§ **Exercise brief**: Retype each line exactly. Skip images.

§ **Dataset excerpts**:
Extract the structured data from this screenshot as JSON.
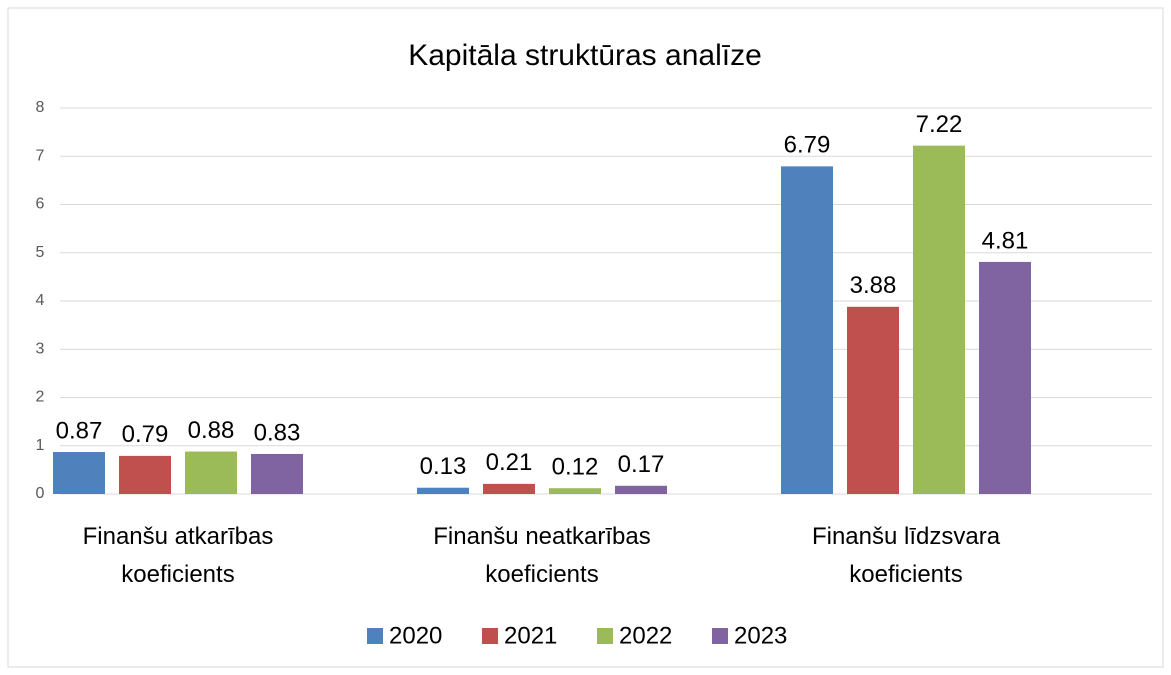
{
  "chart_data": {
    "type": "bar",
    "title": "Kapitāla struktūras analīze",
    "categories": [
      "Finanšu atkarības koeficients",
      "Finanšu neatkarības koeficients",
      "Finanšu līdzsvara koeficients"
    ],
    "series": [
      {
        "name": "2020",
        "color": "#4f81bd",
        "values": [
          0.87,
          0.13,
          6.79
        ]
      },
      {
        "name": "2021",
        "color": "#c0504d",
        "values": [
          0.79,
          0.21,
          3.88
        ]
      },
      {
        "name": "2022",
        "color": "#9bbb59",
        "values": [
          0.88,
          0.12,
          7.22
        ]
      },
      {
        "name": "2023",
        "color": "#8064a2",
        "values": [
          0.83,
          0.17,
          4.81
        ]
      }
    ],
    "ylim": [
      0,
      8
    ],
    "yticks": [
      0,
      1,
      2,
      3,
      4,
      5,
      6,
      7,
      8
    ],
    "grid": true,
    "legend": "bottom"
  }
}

§ **Answer below**:
Extract the structured data from this screenshot as JSON.
{
  "chart_data": {
    "type": "bar",
    "title": "Kapitāla struktūras analīze",
    "categories": [
      "Finanšu atkarības koeficients",
      "Finanšu neatkarības koeficients",
      "Finanšu līdzsvara koeficients"
    ],
    "series": [
      {
        "name": "2020",
        "color": "#4f81bd",
        "values": [
          0.87,
          0.13,
          6.79
        ]
      },
      {
        "name": "2021",
        "color": "#c0504d",
        "values": [
          0.79,
          0.21,
          3.88
        ]
      },
      {
        "name": "2022",
        "color": "#9bbb59",
        "values": [
          0.88,
          0.12,
          7.22
        ]
      },
      {
        "name": "2023",
        "color": "#8064a2",
        "values": [
          0.83,
          0.17,
          4.81
        ]
      }
    ],
    "ylim": [
      0,
      8
    ],
    "yticks": [
      0,
      1,
      2,
      3,
      4,
      5,
      6,
      7,
      8
    ],
    "grid": true,
    "legend": "bottom"
  }
}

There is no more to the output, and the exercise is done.